Extracted data entries:

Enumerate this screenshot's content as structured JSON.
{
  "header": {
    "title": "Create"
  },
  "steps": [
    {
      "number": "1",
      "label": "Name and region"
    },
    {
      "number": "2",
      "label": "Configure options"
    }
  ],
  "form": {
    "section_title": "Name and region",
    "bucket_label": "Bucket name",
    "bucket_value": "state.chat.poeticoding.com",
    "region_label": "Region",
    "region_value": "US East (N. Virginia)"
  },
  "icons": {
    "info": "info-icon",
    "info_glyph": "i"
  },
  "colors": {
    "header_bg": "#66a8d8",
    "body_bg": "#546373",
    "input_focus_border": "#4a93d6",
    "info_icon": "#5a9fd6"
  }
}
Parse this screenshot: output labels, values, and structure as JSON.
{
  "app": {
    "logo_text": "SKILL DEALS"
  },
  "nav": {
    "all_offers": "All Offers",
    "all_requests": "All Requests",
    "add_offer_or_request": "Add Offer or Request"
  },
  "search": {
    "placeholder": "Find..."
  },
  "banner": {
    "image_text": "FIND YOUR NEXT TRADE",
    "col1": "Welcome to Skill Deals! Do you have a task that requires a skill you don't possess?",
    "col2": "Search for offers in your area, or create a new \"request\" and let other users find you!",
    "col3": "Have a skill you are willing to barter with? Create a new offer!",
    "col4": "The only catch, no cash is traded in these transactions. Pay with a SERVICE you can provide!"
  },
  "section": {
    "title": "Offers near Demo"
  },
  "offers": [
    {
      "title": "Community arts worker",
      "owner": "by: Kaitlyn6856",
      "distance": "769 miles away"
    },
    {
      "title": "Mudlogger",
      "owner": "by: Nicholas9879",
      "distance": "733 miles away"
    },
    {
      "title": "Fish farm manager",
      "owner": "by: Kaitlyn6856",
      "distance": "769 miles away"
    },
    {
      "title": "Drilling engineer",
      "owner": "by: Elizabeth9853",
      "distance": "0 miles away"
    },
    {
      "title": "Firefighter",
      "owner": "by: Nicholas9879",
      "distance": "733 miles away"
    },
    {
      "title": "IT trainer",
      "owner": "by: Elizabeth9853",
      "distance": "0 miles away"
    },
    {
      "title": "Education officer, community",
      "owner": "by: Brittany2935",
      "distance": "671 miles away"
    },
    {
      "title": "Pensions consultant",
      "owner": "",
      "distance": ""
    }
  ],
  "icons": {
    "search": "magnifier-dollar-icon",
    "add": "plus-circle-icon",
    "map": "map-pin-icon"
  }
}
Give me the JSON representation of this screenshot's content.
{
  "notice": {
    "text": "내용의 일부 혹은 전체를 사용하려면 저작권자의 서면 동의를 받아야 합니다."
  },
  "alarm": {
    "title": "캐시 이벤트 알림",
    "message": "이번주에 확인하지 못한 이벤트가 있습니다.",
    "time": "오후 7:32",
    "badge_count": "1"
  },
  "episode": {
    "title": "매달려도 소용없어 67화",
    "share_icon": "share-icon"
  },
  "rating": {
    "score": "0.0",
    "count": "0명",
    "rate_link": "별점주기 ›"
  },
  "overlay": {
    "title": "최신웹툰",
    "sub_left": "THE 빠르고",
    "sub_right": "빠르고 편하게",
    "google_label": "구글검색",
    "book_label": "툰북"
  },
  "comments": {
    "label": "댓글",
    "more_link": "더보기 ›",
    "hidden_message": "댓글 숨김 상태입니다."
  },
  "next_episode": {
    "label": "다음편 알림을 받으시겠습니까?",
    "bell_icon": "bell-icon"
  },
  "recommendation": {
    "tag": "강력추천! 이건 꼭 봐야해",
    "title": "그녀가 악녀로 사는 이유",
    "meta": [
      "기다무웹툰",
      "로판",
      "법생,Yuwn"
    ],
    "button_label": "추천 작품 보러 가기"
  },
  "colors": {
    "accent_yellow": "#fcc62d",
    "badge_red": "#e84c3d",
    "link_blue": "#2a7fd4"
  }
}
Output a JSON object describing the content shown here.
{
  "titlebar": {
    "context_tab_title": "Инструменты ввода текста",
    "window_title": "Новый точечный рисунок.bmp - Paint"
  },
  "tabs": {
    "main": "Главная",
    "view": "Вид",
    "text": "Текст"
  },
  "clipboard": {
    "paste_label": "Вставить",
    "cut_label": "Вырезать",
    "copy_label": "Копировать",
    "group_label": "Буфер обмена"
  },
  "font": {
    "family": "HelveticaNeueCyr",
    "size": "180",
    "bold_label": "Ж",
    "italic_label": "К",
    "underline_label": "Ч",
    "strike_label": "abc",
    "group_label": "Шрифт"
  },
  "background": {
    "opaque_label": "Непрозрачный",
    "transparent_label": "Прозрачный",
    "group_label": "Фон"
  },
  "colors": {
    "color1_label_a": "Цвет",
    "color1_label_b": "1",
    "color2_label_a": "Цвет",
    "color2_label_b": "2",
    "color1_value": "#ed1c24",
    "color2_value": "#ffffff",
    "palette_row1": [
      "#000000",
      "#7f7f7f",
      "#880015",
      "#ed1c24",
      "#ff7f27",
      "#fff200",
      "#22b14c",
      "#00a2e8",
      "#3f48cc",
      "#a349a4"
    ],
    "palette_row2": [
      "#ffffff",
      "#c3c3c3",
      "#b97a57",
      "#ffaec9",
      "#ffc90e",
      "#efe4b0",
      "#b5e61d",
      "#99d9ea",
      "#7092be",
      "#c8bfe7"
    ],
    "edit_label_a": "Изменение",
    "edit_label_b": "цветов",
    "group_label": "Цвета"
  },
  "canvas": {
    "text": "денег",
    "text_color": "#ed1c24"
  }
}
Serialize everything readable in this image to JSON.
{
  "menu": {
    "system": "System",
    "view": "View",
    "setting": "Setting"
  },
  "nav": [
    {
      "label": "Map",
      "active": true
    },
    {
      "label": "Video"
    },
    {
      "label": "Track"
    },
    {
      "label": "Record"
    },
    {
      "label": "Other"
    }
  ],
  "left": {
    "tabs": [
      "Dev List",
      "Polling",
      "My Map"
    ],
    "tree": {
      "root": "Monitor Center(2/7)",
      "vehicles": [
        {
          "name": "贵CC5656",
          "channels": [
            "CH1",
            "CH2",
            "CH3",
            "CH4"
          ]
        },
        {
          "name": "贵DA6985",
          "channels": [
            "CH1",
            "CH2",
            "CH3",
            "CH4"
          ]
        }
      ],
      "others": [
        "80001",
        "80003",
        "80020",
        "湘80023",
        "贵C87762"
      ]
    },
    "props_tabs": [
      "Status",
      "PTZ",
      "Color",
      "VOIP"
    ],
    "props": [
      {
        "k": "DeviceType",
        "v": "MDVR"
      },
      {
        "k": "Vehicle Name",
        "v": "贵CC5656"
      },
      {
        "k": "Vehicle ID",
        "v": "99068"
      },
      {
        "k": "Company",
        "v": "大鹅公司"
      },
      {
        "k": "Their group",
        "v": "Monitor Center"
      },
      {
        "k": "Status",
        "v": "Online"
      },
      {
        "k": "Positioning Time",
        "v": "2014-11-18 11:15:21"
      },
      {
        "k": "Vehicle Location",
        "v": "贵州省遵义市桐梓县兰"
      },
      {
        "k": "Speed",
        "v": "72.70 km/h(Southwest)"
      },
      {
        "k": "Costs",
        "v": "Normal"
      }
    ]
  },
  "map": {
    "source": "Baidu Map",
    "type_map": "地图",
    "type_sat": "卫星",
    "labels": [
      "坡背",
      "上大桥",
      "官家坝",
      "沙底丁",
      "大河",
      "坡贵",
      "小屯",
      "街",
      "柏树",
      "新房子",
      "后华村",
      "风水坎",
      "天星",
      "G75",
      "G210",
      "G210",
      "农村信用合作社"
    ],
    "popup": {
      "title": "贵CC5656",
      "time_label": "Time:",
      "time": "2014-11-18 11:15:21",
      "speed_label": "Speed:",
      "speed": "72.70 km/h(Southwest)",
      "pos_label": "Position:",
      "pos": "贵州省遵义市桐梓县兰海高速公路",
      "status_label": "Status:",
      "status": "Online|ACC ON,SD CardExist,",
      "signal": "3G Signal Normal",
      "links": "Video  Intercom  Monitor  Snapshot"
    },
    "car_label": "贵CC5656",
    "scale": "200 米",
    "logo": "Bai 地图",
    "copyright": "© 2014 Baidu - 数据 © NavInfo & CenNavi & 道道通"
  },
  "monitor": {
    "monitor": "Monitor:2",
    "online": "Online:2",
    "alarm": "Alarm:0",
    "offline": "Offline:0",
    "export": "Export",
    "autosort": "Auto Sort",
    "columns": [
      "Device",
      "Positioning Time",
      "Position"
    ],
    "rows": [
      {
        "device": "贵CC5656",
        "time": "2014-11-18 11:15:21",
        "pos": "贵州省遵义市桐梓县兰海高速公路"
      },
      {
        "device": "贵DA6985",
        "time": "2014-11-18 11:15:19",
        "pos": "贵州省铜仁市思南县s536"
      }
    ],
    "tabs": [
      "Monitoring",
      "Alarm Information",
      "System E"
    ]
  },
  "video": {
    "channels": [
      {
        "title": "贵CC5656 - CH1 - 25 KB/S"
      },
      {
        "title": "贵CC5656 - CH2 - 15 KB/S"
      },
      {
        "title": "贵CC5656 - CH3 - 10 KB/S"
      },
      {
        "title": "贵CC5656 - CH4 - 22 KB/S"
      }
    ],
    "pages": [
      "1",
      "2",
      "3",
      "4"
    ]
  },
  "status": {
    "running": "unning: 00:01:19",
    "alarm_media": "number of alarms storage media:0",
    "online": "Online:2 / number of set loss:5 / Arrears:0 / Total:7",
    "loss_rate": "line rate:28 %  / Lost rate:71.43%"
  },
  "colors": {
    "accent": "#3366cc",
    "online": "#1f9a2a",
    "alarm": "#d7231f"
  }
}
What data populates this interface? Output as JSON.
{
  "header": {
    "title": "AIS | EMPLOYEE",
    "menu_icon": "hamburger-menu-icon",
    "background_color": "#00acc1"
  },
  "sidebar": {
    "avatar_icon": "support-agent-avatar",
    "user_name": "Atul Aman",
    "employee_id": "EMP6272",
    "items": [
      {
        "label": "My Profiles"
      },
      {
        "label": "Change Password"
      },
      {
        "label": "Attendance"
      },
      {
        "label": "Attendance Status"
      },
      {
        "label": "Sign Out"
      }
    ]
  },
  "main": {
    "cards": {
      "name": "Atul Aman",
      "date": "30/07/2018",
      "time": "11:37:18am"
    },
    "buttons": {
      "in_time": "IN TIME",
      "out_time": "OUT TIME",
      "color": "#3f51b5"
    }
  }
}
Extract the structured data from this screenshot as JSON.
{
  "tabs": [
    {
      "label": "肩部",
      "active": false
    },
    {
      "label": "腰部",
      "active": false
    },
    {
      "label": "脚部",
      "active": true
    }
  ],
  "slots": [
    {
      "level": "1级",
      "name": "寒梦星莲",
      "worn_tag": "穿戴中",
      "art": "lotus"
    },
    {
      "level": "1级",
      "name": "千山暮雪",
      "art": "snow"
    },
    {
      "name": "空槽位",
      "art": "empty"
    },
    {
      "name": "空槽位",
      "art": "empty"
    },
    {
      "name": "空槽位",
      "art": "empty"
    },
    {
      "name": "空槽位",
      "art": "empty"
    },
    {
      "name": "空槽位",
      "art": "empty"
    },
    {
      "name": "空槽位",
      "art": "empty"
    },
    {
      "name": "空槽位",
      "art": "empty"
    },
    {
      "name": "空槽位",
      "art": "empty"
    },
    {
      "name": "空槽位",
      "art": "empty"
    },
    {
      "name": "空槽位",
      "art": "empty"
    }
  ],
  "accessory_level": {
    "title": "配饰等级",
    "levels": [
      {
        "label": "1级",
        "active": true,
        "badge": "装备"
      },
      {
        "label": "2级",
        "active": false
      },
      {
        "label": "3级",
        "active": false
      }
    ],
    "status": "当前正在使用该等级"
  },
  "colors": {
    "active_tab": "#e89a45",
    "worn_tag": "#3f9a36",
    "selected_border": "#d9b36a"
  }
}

#### TASK:
Each line that holds the word "number" should be extracted from the records.

#### PROBLEM SOLUTION:
      "number": "1",
      "number": "2",
    "alarm_media": "number of alarms storage media:0",
    "online": "Online:2 / number of set loss:5 / Arrears:0 / Total:7",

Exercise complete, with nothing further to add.